Work required: Nothing but the lines from the one with "What text is on this page?" to the final line should be returned, each exactly as it appears.

Records provided:
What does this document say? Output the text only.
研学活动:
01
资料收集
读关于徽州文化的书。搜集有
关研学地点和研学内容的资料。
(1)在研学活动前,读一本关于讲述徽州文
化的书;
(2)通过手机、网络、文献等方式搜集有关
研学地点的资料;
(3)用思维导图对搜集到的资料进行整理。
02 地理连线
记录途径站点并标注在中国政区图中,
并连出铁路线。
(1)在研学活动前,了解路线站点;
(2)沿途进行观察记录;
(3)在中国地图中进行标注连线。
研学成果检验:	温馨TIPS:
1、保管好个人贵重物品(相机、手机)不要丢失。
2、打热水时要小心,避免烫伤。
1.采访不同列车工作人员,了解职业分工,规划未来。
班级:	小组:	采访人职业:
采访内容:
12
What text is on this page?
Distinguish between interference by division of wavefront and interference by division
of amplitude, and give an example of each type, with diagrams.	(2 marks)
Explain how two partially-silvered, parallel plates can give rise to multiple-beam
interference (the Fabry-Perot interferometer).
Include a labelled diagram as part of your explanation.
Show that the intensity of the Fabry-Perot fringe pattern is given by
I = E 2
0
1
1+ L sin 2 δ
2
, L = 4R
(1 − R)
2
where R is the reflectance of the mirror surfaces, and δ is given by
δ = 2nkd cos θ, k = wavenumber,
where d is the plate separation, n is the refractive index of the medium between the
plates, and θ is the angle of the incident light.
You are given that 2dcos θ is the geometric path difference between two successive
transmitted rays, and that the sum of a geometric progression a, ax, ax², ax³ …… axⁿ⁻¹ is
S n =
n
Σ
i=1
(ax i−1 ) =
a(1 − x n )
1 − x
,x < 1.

Task result:
What text is on this page?
Distinguish between interference by division of wavefront and interference by division
of amplitude, and give an example of each type, with diagrams.	(2 marks)
Explain how two partially-silvered, parallel plates can give rise to multiple-beam
interference (the Fabry-Perot interferometer).
Include a labelled diagram as part of your explanation.
Show that the intensity of the Fabry-Perot fringe pattern is given by
I = E 2
0
1
1+ L sin 2 δ
2
, L = 4R
(1 − R)
2
where R is the reflectance of the mirror surfaces, and δ is given by
δ = 2nkd cos θ, k = wavenumber,
where d is the plate separation, n is the refractive index of the medium between the
plates, and θ is the angle of the incident light.
You are given that 2dcos θ is the geometric path difference between two successive
transmitted rays, and that the sum of a geometric progression a, ax, ax², ax³ …… axⁿ⁻¹ is
S n =
n
Σ
i=1
(ax i−1 ) =
a(1 − x n )
1 − x
,x < 1.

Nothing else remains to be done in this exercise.